--- Start of Input data ---

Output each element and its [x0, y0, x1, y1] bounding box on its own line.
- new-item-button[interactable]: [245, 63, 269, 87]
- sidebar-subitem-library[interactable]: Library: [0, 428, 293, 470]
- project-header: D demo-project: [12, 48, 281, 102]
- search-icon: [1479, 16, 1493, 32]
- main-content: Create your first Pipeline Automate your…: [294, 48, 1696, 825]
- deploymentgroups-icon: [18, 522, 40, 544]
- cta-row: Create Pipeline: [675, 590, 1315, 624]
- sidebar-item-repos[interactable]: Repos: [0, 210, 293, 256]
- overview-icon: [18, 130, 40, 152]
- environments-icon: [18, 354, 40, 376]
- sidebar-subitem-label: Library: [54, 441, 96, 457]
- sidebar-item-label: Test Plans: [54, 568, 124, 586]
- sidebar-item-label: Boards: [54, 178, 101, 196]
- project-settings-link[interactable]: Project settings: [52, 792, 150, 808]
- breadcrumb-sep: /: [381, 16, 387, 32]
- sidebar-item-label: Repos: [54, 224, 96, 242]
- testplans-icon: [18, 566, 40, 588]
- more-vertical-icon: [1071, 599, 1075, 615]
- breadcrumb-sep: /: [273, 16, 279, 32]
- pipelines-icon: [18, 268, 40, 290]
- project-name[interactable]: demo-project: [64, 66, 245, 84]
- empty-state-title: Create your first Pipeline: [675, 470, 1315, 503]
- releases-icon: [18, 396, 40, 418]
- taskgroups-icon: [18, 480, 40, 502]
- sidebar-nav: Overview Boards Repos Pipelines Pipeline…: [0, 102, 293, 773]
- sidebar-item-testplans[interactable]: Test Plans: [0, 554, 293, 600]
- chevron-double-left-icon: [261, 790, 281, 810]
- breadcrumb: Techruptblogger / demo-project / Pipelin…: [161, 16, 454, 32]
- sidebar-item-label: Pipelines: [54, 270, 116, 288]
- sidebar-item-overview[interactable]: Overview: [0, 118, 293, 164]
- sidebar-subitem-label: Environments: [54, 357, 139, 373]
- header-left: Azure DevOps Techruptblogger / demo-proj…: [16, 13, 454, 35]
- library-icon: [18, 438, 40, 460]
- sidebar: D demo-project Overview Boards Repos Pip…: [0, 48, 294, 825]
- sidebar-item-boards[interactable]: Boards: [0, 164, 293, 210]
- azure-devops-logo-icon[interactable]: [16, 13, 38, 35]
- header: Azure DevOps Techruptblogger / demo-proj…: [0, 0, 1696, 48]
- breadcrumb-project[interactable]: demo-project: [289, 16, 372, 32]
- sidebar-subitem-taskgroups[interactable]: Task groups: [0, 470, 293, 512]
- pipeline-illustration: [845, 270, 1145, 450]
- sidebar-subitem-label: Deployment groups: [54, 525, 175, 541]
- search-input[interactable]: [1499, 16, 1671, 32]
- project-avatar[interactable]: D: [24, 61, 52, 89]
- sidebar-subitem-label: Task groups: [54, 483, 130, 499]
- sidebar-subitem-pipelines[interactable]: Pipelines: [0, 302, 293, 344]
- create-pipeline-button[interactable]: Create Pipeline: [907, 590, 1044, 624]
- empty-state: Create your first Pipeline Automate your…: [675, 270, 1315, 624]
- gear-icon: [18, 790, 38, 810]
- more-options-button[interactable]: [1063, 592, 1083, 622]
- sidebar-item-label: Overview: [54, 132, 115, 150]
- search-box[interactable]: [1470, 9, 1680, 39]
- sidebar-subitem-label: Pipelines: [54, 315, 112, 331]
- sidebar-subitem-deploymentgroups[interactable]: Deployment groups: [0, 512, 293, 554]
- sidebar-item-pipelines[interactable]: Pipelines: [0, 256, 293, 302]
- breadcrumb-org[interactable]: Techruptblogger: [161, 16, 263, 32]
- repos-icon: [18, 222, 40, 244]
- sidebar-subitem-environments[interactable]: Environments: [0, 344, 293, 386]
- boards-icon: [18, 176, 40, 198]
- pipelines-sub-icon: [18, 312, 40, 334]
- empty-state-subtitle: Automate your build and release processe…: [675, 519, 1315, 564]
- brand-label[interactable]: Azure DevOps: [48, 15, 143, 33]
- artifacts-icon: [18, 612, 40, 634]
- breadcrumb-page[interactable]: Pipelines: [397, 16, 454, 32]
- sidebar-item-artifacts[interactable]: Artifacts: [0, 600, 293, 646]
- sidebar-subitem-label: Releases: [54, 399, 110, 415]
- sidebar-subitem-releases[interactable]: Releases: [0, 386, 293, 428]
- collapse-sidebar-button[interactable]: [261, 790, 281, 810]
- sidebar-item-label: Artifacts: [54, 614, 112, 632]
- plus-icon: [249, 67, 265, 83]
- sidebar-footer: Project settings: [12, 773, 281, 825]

--- End of Input data ---

> **Set exercise**
Change every occurrence of "demo-project" to "sample-project" throughout the data above, and leave all other text unchanged.

> **Complete answer**
Output each element and its [x0, y0, x1, y1] bounding box on its own line.
- new-item-button[interactable]: [245, 63, 269, 87]
- sidebar-subitem-library[interactable]: Library: [0, 428, 293, 470]
- project-header: D sample-project: [12, 48, 281, 102]
- search-icon: [1479, 16, 1493, 32]
- main-content: Create your first Pipeline Automate your…: [294, 48, 1696, 825]
- deploymentgroups-icon: [18, 522, 40, 544]
- cta-row: Create Pipeline: [675, 590, 1315, 624]
- sidebar-item-repos[interactable]: Repos: [0, 210, 293, 256]
- overview-icon: [18, 130, 40, 152]
- environments-icon: [18, 354, 40, 376]
- sidebar-subitem-label: Library: [54, 441, 96, 457]
- sidebar-item-label: Test Plans: [54, 568, 124, 586]
- sidebar-item-label: Boards: [54, 178, 101, 196]
- project-settings-link[interactable]: Project settings: [52, 792, 150, 808]
- breadcrumb-sep: /: [381, 16, 387, 32]
- sidebar-item-label: Repos: [54, 224, 96, 242]
- testplans-icon: [18, 566, 40, 588]
- more-vertical-icon: [1071, 599, 1075, 615]
- breadcrumb-sep: /: [273, 16, 279, 32]
- pipelines-icon: [18, 268, 40, 290]
- project-name[interactable]: sample-project: [64, 66, 245, 84]
- empty-state-title: Create your first Pipeline: [675, 470, 1315, 503]
- releases-icon: [18, 396, 40, 418]
- taskgroups-icon: [18, 480, 40, 502]
- sidebar-nav: Overview Boards Repos Pipelines Pipeline…: [0, 102, 293, 773]
- sidebar-item-testplans[interactable]: Test Plans: [0, 554, 293, 600]
- chevron-double-left-icon: [261, 790, 281, 810]
- breadcrumb: Techruptblogger / sample-project / Pipelin…: [161, 16, 454, 32]
- sidebar-item-label: Pipelines: [54, 270, 116, 288]
- sidebar-item-overview[interactable]: Overview: [0, 118, 293, 164]
- sidebar-subitem-label: Environments: [54, 357, 139, 373]
- header-left: Azure DevOps Techruptblogger / demo-proj…: [16, 13, 454, 35]
- library-icon: [18, 438, 40, 460]
- sidebar: D sample-project Overview Boards Repos Pip…: [0, 48, 294, 825]
- sidebar-item-boards[interactable]: Boards: [0, 164, 293, 210]
- azure-devops-logo-icon[interactable]: [16, 13, 38, 35]
- header: Azure DevOps Techruptblogger / demo-proj…: [0, 0, 1696, 48]
- breadcrumb-project[interactable]: sample-project: [289, 16, 372, 32]
- sidebar-subitem-taskgroups[interactable]: Task groups: [0, 470, 293, 512]
- pipeline-illustration: [845, 270, 1145, 450]
- sidebar-subitem-label: Deployment groups: [54, 525, 175, 541]
- search-input[interactable]: [1499, 16, 1671, 32]
- project-avatar[interactable]: D: [24, 61, 52, 89]
- sidebar-subitem-label: Task groups: [54, 483, 130, 499]
- sidebar-subitem-pipelines[interactable]: Pipelines: [0, 302, 293, 344]
- create-pipeline-button[interactable]: Create Pipeline: [907, 590, 1044, 624]
- empty-state: Create your first Pipeline Automate your…: [675, 270, 1315, 624]
- gear-icon: [18, 790, 38, 810]
- more-options-button[interactable]: [1063, 592, 1083, 622]
- sidebar-item-label: Overview: [54, 132, 115, 150]
- search-box[interactable]: [1470, 9, 1680, 39]
- sidebar-subitem-label: Pipelines: [54, 315, 112, 331]
- sidebar-subitem-deploymentgroups[interactable]: Deployment groups: [0, 512, 293, 554]
- sidebar-item-pipelines[interactable]: Pipelines: [0, 256, 293, 302]
- breadcrumb-org[interactable]: Techruptblogger: [161, 16, 263, 32]
- repos-icon: [18, 222, 40, 244]
- sidebar-subitem-environments[interactable]: Environments: [0, 344, 293, 386]
- boards-icon: [18, 176, 40, 198]
- pipelines-sub-icon: [18, 312, 40, 334]
- empty-state-subtitle: Automate your build and release processe…: [675, 519, 1315, 564]
- brand-label[interactable]: Azure DevOps: [48, 15, 143, 33]
- artifacts-icon: [18, 612, 40, 634]
- breadcrumb-page[interactable]: Pipelines: [397, 16, 454, 32]
- sidebar-item-artifacts[interactable]: Artifacts: [0, 600, 293, 646]
- sidebar-subitem-label: Releases: [54, 399, 110, 415]
- sidebar-subitem-releases[interactable]: Releases: [0, 386, 293, 428]
- collapse-sidebar-button[interactable]: [261, 790, 281, 810]
- sidebar-item-label: Artifacts: [54, 614, 112, 632]
- plus-icon: [249, 67, 265, 83]
- sidebar-footer: Project settings: [12, 773, 281, 825]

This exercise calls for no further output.